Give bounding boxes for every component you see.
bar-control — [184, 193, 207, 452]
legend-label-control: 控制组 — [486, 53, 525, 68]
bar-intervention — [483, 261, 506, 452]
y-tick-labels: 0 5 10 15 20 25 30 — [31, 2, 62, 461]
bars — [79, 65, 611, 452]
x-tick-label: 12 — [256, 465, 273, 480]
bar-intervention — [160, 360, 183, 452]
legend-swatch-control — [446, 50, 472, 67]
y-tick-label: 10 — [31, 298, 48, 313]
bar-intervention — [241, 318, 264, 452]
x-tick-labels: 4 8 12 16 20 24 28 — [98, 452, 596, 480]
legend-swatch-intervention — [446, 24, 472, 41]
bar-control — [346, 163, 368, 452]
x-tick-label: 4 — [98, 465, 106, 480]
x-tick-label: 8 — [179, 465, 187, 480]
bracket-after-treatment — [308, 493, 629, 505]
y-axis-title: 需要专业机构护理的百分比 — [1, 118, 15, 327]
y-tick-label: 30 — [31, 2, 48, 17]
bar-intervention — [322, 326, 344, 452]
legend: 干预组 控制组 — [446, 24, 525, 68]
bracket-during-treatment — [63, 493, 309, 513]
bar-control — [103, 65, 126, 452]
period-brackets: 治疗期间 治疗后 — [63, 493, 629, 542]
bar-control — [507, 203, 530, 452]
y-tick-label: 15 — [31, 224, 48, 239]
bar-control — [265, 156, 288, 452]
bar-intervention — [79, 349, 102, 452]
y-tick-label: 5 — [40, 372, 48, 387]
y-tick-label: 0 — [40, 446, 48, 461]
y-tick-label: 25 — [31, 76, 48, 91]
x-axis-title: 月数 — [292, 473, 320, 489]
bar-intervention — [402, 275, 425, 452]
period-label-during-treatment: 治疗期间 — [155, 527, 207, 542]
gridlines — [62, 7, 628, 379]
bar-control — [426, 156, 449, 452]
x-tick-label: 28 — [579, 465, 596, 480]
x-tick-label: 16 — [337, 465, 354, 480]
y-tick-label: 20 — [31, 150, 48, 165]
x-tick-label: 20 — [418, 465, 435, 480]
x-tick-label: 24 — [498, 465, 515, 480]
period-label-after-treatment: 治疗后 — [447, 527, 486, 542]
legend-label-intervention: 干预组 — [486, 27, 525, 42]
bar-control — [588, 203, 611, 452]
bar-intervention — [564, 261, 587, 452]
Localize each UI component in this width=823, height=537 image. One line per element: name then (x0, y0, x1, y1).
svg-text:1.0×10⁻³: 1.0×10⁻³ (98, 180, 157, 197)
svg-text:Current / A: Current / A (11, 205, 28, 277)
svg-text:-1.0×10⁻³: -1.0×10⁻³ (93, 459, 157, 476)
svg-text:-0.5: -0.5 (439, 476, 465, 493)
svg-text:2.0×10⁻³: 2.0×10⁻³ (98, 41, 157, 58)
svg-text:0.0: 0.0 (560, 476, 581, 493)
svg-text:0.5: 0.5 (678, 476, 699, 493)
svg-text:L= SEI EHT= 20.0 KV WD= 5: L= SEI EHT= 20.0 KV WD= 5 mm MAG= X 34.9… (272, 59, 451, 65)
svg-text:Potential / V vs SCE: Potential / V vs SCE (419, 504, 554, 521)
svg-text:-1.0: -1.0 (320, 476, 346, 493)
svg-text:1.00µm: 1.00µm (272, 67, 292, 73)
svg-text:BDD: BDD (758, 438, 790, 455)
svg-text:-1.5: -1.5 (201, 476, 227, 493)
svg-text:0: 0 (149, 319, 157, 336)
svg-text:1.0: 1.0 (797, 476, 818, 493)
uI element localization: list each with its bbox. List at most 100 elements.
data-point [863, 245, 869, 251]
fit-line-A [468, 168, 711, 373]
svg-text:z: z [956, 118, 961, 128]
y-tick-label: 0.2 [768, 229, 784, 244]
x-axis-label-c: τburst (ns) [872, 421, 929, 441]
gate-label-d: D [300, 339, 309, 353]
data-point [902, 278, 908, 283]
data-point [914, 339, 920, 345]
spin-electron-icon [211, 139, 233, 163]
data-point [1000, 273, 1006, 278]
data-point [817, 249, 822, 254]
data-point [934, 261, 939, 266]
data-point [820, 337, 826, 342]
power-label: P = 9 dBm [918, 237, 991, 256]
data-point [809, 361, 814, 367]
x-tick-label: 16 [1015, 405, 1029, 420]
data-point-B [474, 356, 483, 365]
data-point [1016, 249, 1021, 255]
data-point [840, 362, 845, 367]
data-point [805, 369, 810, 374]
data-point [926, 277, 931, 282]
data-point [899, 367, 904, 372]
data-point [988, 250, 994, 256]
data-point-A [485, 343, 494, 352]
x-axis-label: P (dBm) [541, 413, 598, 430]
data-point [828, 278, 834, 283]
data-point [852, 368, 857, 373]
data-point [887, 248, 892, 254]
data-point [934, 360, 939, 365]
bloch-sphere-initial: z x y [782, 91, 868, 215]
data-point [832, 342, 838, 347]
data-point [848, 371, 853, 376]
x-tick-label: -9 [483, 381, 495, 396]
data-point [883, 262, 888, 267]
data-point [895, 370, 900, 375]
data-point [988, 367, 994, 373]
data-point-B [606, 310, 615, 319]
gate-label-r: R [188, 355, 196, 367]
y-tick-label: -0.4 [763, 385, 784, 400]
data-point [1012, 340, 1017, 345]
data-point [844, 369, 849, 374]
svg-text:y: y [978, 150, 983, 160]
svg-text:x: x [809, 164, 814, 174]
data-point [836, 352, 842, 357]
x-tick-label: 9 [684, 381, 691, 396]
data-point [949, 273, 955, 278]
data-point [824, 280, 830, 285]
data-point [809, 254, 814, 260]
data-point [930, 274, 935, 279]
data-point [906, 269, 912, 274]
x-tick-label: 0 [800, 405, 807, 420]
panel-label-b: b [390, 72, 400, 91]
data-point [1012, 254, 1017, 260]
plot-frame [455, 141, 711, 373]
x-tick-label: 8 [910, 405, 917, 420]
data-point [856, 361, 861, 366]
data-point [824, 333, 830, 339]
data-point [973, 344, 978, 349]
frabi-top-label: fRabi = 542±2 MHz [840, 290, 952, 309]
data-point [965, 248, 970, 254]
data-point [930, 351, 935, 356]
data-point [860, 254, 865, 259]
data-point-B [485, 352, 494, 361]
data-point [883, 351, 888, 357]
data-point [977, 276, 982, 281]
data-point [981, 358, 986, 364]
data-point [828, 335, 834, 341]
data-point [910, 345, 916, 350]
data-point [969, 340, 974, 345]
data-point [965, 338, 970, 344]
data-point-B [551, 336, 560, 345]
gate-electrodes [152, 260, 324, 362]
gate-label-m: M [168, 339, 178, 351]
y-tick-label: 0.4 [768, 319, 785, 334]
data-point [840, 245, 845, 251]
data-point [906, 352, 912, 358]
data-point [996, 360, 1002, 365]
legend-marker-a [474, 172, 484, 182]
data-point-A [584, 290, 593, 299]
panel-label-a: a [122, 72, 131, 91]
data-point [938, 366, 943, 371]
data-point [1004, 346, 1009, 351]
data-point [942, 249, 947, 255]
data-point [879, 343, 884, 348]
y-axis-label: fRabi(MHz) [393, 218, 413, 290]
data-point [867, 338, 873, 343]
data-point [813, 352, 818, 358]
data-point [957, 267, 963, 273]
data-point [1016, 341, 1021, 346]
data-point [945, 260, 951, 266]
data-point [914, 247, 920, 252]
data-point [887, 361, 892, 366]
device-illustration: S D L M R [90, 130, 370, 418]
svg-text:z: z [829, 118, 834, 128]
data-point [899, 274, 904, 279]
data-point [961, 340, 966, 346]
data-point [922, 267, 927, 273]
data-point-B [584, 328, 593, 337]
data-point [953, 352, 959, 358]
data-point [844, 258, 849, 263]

§

WHAT YOU ARE ASKED TO DO. Reproduce the listing above with every occurrence of "bar-control" substituted by "control-bar", leaving all other text untouched.

EXPECTED OUTPUT.
Give bounding boxes for every component you see.
control-bar — [184, 193, 207, 452]
legend-label-control: 控制组 — [486, 53, 525, 68]
bar-intervention — [483, 261, 506, 452]
y-tick-labels: 0 5 10 15 20 25 30 — [31, 2, 62, 461]
bars — [79, 65, 611, 452]
x-tick-label: 12 — [256, 465, 273, 480]
bar-intervention — [160, 360, 183, 452]
legend-swatch-control — [446, 50, 472, 67]
y-tick-label: 10 — [31, 298, 48, 313]
bar-intervention — [241, 318, 264, 452]
x-tick-labels: 4 8 12 16 20 24 28 — [98, 452, 596, 480]
legend-swatch-intervention — [446, 24, 472, 41]
control-bar — [346, 163, 368, 452]
x-tick-label: 4 — [98, 465, 106, 480]
x-tick-label: 8 — [179, 465, 187, 480]
bracket-after-treatment — [308, 493, 629, 505]
y-axis-title: 需要专业机构护理的百分比 — [1, 118, 15, 327]
y-tick-label: 30 — [31, 2, 48, 17]
bar-intervention — [322, 326, 344, 452]
legend: 干预组 控制组 — [446, 24, 525, 68]
bracket-during-treatment — [63, 493, 309, 513]
control-bar — [103, 65, 126, 452]
period-brackets: 治疗期间 治疗后 — [63, 493, 629, 542]
control-bar — [507, 203, 530, 452]
y-tick-label: 15 — [31, 224, 48, 239]
control-bar — [265, 156, 288, 452]
bar-intervention — [79, 349, 102, 452]
y-tick-label: 5 — [40, 372, 48, 387]
y-tick-label: 0 — [40, 446, 48, 461]
y-tick-label: 25 — [31, 76, 48, 91]
x-axis-title: 月数 — [292, 473, 320, 489]
bar-intervention — [402, 275, 425, 452]
period-label-during-treatment: 治疗期间 — [155, 527, 207, 542]
gridlines — [62, 7, 628, 379]
control-bar — [426, 156, 449, 452]
x-tick-label: 28 — [579, 465, 596, 480]
x-tick-label: 16 — [337, 465, 354, 480]
y-tick-label: 20 — [31, 150, 48, 165]
x-tick-label: 20 — [418, 465, 435, 480]
x-tick-label: 24 — [498, 465, 515, 480]
period-label-after-treatment: 治疗后 — [447, 527, 486, 542]
legend-label-intervention: 干预组 — [486, 27, 525, 42]
control-bar — [588, 203, 611, 452]
bar-intervention — [564, 261, 587, 452]
Localize each UI component in this width=823, height=537 image. One line per element: name then (x0, y0, x1, y1).
svg-text:1.0×10⁻³: 1.0×10⁻³ (98, 180, 157, 197)
svg-text:Current / A: Current / A (11, 205, 28, 277)
svg-text:-1.0×10⁻³: -1.0×10⁻³ (93, 459, 157, 476)
svg-text:-0.5: -0.5 (439, 476, 465, 493)
svg-text:2.0×10⁻³: 2.0×10⁻³ (98, 41, 157, 58)
svg-text:0.0: 0.0 (560, 476, 581, 493)
svg-text:0.5: 0.5 (678, 476, 699, 493)
svg-text:L= SEI EHT= 20.0 KV WD= 5: L= SEI EHT= 20.0 KV WD= 5 mm MAG= X 34.9… (272, 59, 451, 65)
svg-text:Potential / V vs SCE: Potential / V vs SCE (419, 504, 554, 521)
svg-text:-1.0: -1.0 (320, 476, 346, 493)
svg-text:1.00µm: 1.00µm (272, 67, 292, 73)
svg-text:BDD: BDD (758, 438, 790, 455)
svg-text:-1.5: -1.5 (201, 476, 227, 493)
svg-text:0: 0 (149, 319, 157, 336)
svg-text:1.0: 1.0 (797, 476, 818, 493)
uI element localization: list each with its bbox. List at most 100 elements.
data-point [863, 245, 869, 251]
fit-line-A [468, 168, 711, 373]
svg-text:z: z [956, 118, 961, 128]
y-tick-label: 0.2 [768, 229, 784, 244]
x-axis-label-c: τburst (ns) [872, 421, 929, 441]
gate-label-d: D [300, 339, 309, 353]
data-point [902, 278, 908, 283]
data-point [914, 339, 920, 345]
spin-electron-icon [211, 139, 233, 163]
data-point [1000, 273, 1006, 278]
data-point [817, 249, 822, 254]
data-point [934, 261, 939, 266]
data-point [820, 337, 826, 342]
power-label: P = 9 dBm [918, 237, 991, 256]
data-point [809, 361, 814, 367]
x-tick-label: 16 [1015, 405, 1029, 420]
data-point-B [474, 356, 483, 365]
data-point [1016, 249, 1021, 255]
data-point [840, 362, 845, 367]
data-point [805, 369, 810, 374]
data-point [926, 277, 931, 282]
data-point [899, 367, 904, 372]
data-point [988, 250, 994, 256]
data-point-A [485, 343, 494, 352]
x-axis-label: P (dBm) [541, 413, 598, 430]
data-point [828, 278, 834, 283]
data-point [852, 368, 857, 373]
data-point [887, 248, 892, 254]
data-point [934, 360, 939, 365]
bloch-sphere-initial: z x y [782, 91, 868, 215]
data-point [832, 342, 838, 347]
data-point [848, 371, 853, 376]
x-tick-label: -9 [483, 381, 495, 396]
data-point [883, 262, 888, 267]
data-point [895, 370, 900, 375]
data-point [988, 367, 994, 373]
data-point-B [606, 310, 615, 319]
gate-label-r: R [188, 355, 196, 367]
y-tick-label: -0.4 [763, 385, 784, 400]
data-point [1012, 340, 1017, 345]
data-point [844, 369, 849, 374]
svg-text:y: y [978, 150, 983, 160]
svg-text:x: x [809, 164, 814, 174]
data-point [836, 352, 842, 357]
x-tick-label: 9 [684, 381, 691, 396]
data-point [949, 273, 955, 278]
data-point [824, 280, 830, 285]
data-point [809, 254, 814, 260]
data-point [930, 274, 935, 279]
data-point [906, 269, 912, 274]
x-tick-label: 0 [800, 405, 807, 420]
panel-label-b: b [390, 72, 400, 91]
data-point [1012, 254, 1017, 260]
plot-frame [455, 141, 711, 373]
x-tick-label: 8 [910, 405, 917, 420]
data-point [856, 361, 861, 366]
data-point [824, 333, 830, 339]
data-point [973, 344, 978, 349]
frabi-top-label: fRabi = 542±2 MHz [840, 290, 952, 309]
data-point [965, 248, 970, 254]
data-point [930, 351, 935, 356]
data-point [860, 254, 865, 259]
data-point-B [485, 352, 494, 361]
data-point [883, 351, 888, 357]
data-point [977, 276, 982, 281]
data-point [981, 358, 986, 364]
data-point [828, 335, 834, 341]
data-point [910, 345, 916, 350]
data-point [969, 340, 974, 345]
data-point [965, 338, 970, 344]
data-point-B [551, 336, 560, 345]
gate-electrodes [152, 260, 324, 362]
gate-label-m: M [168, 339, 178, 351]
y-tick-label: 0.4 [768, 319, 785, 334]
data-point [840, 245, 845, 251]
data-point [906, 352, 912, 358]
data-point [996, 360, 1002, 365]
legend-marker-a [474, 172, 484, 182]
data-point-A [584, 290, 593, 299]
panel-label-a: a [122, 72, 131, 91]
data-point [938, 366, 943, 371]
data-point [1004, 346, 1009, 351]
data-point [942, 249, 947, 255]
data-point [879, 343, 884, 348]
y-axis-label: fRabi(MHz) [393, 218, 413, 290]
data-point [867, 338, 873, 343]
data-point [813, 352, 818, 358]
data-point [957, 267, 963, 273]
data-point [1016, 341, 1021, 346]
data-point [945, 260, 951, 266]
data-point [914, 247, 920, 252]
data-point [887, 361, 892, 366]
device-illustration: S D L M R [90, 130, 370, 418]
svg-text:z: z [829, 118, 834, 128]
data-point [899, 274, 904, 279]
data-point [961, 340, 966, 346]
data-point [922, 267, 927, 273]
data-point-B [584, 328, 593, 337]
data-point [953, 352, 959, 358]
data-point [844, 258, 849, 263]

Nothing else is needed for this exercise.